◆ **TASK DETAILS**
Work through the material below and count the lines holding the word "HERE"; give that count and nothing more.

[Dataset entries]
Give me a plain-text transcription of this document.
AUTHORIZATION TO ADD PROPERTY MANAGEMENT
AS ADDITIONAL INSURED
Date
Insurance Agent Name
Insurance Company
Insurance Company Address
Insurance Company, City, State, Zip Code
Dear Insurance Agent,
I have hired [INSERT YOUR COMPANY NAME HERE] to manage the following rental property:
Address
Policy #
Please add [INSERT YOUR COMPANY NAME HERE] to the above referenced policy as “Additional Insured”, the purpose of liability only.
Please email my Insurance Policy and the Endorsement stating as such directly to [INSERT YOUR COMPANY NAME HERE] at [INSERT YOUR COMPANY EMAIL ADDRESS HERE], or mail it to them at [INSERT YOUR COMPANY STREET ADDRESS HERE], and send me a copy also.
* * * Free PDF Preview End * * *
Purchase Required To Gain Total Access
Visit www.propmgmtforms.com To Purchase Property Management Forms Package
--
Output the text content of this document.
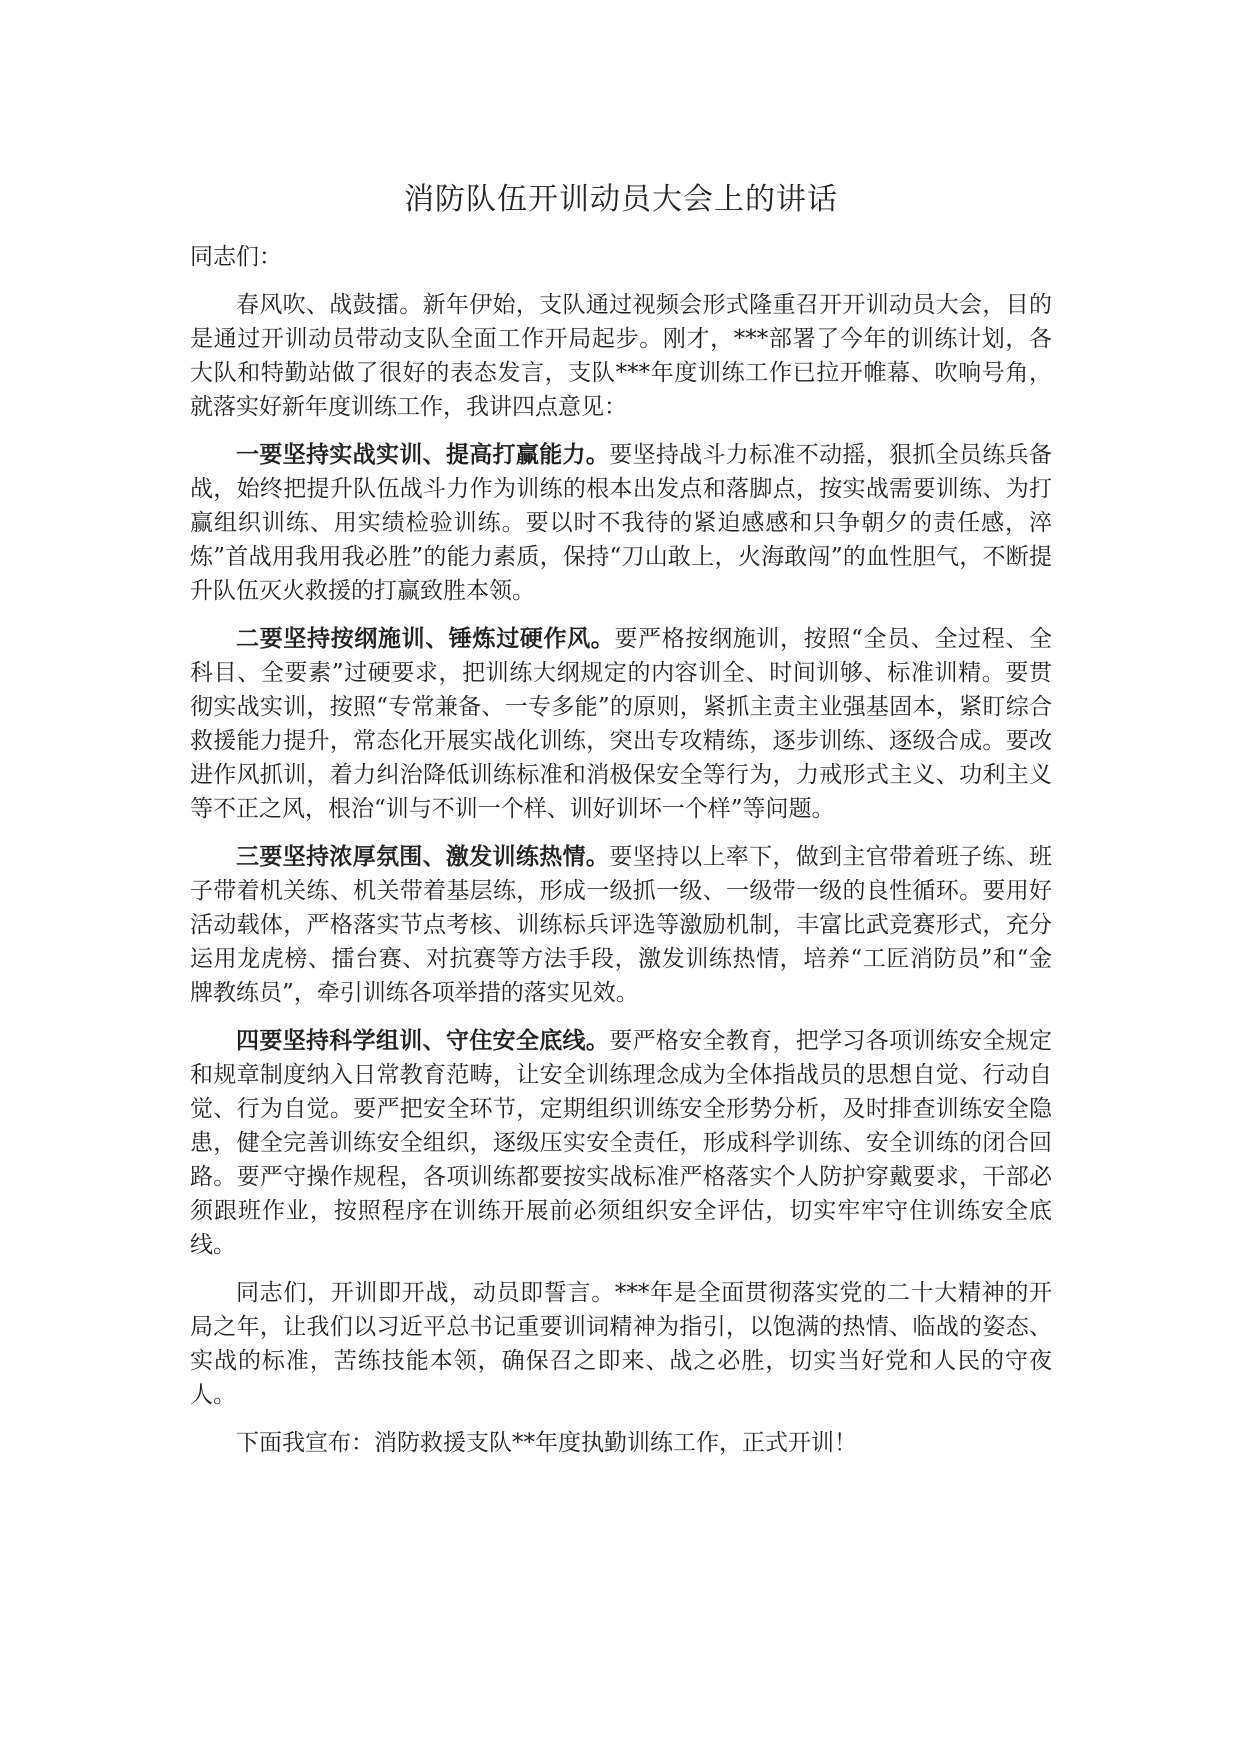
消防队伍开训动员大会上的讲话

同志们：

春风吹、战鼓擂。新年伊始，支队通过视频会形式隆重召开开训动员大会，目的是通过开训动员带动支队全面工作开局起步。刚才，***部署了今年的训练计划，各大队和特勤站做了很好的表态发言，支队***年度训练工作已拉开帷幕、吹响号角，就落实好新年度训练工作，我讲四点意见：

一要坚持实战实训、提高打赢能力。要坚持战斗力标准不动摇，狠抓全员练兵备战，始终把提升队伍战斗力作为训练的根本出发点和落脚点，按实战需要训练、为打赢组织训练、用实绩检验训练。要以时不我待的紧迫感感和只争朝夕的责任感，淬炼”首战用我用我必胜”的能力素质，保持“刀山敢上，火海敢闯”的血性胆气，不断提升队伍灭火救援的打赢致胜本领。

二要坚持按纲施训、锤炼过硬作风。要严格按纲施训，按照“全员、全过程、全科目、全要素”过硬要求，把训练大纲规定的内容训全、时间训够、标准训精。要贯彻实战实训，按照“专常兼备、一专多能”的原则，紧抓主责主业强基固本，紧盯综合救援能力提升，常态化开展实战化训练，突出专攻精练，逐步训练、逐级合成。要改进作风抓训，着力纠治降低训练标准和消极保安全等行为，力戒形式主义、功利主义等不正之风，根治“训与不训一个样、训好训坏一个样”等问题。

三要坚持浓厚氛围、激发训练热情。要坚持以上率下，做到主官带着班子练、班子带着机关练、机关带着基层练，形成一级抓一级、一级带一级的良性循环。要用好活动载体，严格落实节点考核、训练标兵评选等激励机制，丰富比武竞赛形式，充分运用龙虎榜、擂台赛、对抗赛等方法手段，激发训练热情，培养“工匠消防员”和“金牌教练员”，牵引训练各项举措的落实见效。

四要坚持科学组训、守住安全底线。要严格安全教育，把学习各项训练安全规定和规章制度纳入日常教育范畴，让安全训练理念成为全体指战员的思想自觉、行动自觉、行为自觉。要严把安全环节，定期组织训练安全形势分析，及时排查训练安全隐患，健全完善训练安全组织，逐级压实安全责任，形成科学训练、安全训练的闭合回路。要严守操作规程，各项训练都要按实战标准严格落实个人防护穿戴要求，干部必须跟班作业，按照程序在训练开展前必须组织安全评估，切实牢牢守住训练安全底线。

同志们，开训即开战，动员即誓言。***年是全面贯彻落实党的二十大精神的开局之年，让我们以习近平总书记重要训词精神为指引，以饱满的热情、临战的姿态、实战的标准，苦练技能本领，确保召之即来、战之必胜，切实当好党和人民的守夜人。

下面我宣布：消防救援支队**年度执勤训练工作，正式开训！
==
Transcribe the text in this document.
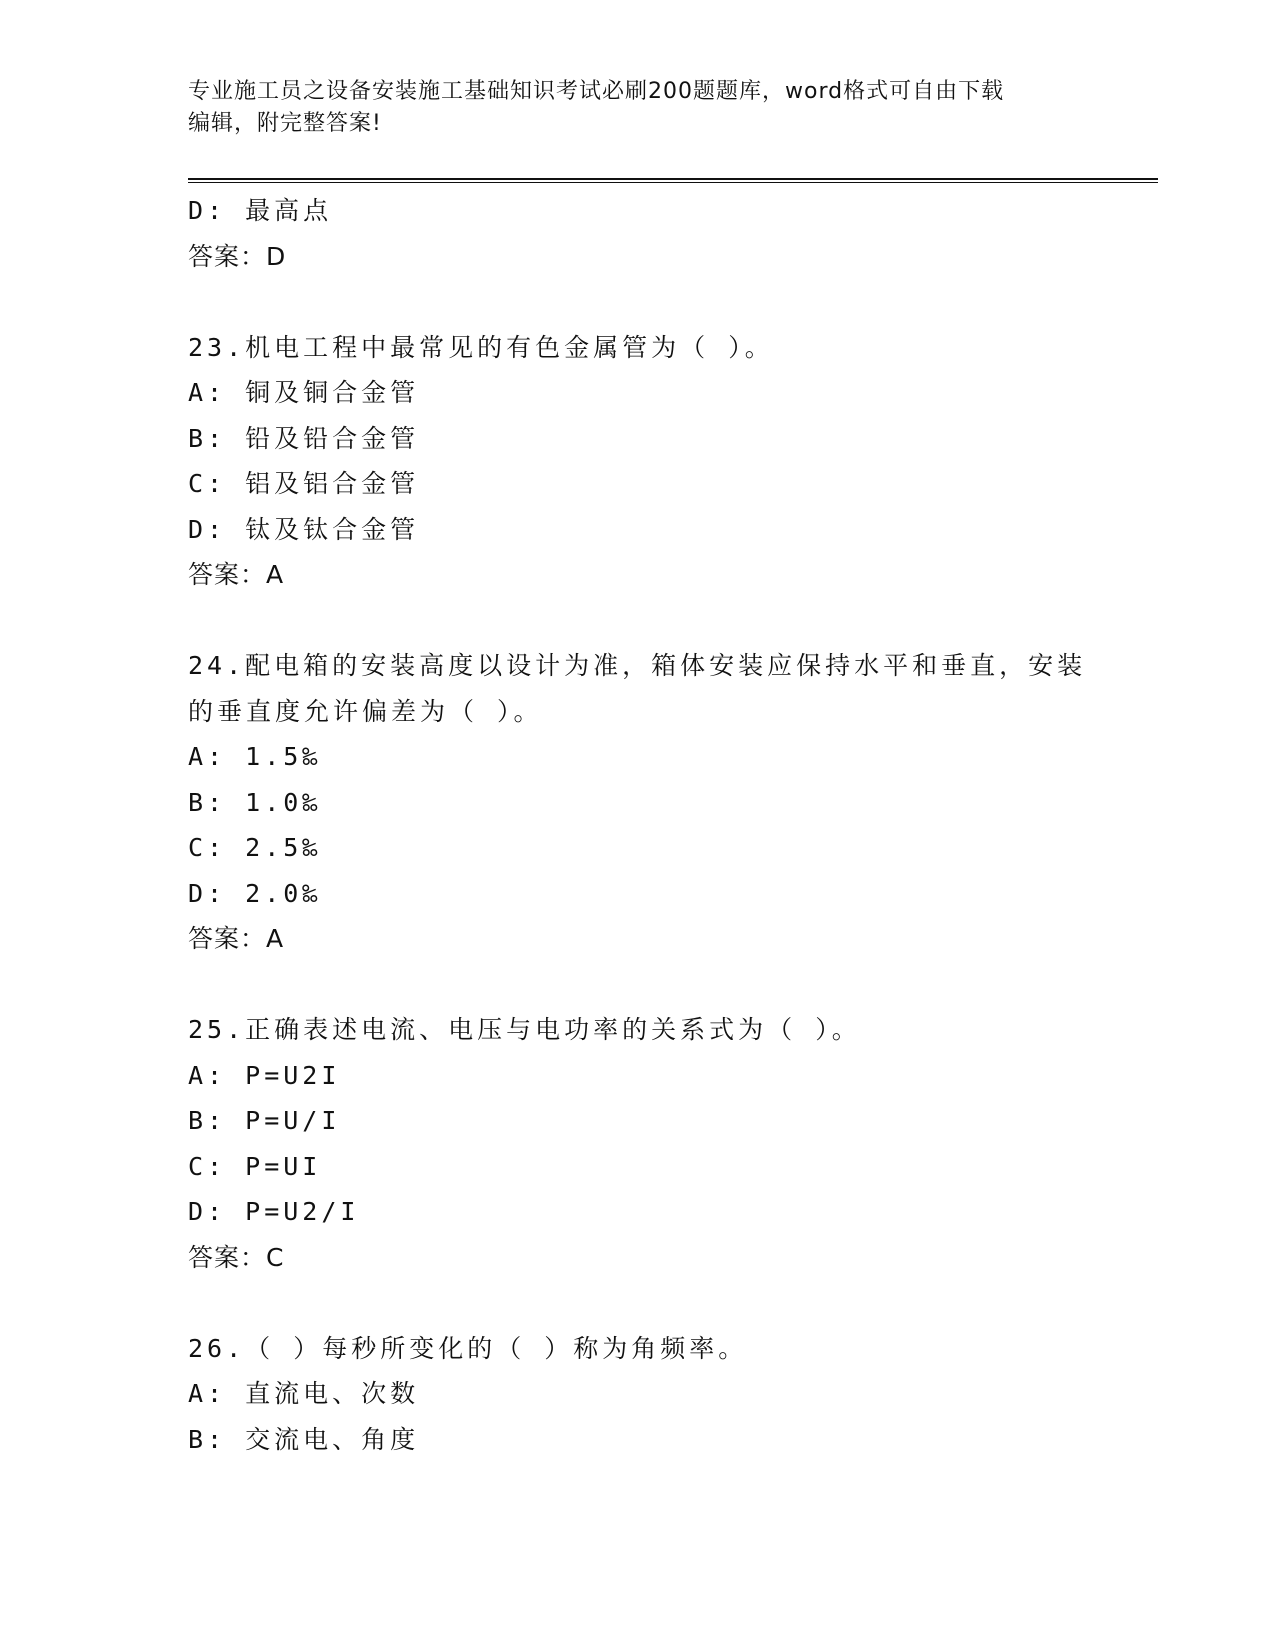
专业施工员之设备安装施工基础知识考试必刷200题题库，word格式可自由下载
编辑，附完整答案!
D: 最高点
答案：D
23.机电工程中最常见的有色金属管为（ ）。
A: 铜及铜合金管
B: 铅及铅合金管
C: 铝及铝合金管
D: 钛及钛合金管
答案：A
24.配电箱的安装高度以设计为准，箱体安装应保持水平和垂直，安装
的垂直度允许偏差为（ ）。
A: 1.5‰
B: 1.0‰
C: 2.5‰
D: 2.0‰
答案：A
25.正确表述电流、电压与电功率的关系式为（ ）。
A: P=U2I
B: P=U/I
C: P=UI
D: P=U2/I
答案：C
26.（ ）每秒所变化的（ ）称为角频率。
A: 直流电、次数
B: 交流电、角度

◆ **RIGHT ANSWER**
3